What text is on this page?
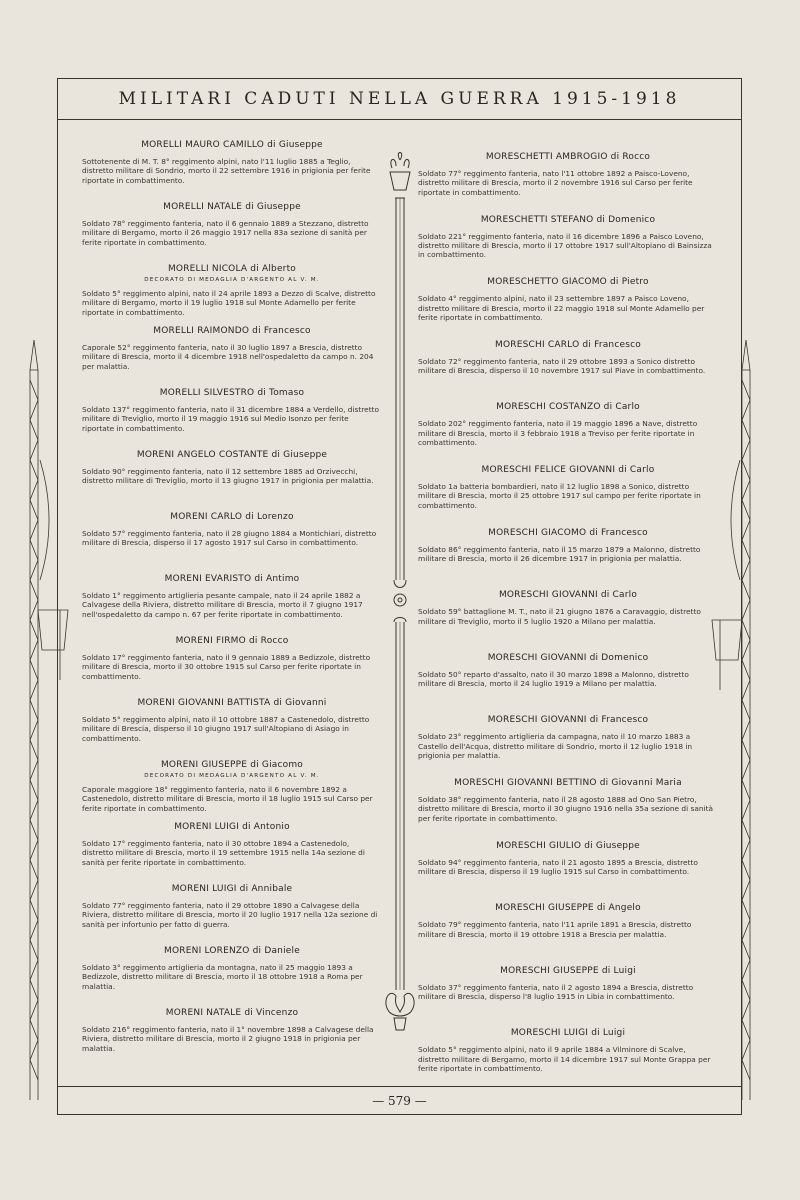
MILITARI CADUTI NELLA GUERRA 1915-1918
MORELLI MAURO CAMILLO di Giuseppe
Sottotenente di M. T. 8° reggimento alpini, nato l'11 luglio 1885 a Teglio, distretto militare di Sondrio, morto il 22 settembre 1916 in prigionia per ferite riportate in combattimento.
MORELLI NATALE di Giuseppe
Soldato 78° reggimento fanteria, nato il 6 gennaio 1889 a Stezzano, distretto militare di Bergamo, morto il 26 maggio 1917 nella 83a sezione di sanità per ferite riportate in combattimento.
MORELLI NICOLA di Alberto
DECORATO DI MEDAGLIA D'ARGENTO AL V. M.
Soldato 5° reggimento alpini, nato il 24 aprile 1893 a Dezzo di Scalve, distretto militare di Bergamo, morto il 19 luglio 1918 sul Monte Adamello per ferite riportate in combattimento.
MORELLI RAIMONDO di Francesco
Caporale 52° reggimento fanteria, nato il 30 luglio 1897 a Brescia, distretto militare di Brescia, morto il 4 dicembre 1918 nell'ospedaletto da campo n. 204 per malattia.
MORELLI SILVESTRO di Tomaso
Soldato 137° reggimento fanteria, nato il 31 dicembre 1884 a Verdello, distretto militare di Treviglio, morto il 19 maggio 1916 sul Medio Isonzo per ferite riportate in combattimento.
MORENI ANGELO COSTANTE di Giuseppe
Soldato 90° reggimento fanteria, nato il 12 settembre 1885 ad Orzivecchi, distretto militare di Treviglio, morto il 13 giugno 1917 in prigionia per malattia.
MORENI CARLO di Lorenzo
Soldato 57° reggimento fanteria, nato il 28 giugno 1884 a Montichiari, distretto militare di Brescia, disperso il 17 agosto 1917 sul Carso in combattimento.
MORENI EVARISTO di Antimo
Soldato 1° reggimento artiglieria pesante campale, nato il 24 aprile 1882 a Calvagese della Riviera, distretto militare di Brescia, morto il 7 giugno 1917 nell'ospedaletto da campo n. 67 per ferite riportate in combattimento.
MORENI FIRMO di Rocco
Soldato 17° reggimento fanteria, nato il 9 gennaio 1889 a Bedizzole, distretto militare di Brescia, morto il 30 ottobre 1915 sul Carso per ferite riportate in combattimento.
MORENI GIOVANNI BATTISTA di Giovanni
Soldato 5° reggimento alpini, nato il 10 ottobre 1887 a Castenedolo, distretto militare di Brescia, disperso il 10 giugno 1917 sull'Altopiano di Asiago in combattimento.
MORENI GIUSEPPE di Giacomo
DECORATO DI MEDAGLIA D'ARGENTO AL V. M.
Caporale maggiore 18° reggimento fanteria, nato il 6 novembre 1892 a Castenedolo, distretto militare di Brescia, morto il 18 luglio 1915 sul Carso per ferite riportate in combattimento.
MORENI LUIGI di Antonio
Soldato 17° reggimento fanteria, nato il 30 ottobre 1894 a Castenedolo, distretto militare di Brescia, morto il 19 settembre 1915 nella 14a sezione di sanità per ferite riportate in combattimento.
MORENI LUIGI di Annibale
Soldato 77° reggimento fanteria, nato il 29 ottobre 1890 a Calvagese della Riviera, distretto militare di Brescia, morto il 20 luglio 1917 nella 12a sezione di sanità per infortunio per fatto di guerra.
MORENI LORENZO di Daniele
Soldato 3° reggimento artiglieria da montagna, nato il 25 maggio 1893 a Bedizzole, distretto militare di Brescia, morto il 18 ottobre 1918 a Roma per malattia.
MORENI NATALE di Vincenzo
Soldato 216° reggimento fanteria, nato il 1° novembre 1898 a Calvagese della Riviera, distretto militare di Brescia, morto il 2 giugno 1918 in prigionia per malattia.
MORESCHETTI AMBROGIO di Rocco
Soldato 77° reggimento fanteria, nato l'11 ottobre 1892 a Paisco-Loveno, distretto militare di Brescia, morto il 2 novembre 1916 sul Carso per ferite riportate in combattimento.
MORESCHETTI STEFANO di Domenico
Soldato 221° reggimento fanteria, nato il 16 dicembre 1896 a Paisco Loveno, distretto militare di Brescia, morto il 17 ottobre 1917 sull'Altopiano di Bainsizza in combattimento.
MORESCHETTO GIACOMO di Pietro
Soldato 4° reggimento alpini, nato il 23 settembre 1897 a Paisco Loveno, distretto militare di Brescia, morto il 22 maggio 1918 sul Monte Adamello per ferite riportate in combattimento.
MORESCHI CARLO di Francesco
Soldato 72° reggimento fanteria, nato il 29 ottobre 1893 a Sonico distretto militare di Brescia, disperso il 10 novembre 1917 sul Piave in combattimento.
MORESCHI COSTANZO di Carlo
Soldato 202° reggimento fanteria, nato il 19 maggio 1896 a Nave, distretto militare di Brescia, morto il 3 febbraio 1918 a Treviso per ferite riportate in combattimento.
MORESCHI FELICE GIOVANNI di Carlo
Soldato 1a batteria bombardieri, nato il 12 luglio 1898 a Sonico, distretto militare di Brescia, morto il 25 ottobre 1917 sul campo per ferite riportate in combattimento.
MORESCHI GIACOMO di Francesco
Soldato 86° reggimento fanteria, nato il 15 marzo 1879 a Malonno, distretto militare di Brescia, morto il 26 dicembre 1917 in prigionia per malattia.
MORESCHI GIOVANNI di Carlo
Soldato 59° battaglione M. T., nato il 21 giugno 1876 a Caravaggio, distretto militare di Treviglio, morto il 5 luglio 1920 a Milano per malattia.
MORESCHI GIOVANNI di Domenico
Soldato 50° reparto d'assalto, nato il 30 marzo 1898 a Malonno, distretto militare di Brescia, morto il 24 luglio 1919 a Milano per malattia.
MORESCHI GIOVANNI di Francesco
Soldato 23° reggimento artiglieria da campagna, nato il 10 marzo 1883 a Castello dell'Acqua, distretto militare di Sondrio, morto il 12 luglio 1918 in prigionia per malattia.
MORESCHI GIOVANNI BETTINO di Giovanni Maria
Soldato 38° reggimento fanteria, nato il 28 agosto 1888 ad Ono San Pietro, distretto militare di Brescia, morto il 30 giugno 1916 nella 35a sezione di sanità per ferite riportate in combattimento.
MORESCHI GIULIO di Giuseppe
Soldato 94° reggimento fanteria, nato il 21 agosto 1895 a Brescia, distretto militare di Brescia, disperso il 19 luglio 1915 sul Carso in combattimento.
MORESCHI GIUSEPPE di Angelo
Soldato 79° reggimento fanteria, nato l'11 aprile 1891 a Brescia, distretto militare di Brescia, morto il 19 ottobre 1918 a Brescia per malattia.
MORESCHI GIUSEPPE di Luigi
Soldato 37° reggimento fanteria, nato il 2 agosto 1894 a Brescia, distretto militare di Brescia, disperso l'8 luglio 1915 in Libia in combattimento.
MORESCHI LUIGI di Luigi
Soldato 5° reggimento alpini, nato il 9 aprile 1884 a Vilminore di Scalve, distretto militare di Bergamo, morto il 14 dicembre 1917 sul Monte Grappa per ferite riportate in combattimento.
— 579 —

* * *

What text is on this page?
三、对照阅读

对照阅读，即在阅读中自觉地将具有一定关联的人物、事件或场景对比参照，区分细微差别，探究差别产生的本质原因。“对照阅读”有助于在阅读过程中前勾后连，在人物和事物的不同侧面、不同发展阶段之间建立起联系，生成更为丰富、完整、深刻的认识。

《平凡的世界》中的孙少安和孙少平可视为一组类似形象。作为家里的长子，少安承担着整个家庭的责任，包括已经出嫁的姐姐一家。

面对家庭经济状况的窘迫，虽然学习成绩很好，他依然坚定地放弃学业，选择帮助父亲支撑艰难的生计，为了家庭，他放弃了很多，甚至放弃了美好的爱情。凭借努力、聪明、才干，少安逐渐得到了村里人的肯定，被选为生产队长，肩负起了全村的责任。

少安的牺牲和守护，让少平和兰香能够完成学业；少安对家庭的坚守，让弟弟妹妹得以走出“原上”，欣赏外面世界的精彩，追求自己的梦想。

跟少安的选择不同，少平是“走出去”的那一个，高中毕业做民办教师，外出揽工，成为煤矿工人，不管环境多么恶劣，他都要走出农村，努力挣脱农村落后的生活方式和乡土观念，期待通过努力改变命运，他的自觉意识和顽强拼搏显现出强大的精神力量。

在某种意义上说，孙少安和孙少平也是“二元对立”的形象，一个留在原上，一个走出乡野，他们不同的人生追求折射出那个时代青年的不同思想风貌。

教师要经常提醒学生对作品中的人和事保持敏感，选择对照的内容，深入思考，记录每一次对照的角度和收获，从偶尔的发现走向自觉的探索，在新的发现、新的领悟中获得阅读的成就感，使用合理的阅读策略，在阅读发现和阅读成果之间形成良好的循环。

▸ **THE PROBLEM**
Copy every line of the records above that contains "Caporale".

▸ **REPLY TO THE TASK**
Caporale 52° reggimento fanteria, nato il 30 luglio 1897 a Brescia, distretto militare di Brescia, morto il 4 dicembre 1918 nell'ospedaletto da campo n. 204 per malattia.
Caporale maggiore 18° reggimento fanteria, nato il 6 novembre 1892 a Castenedolo, distretto militare di Brescia, morto il 18 luglio 1915 sul Carso per ferite riportate in combattimento.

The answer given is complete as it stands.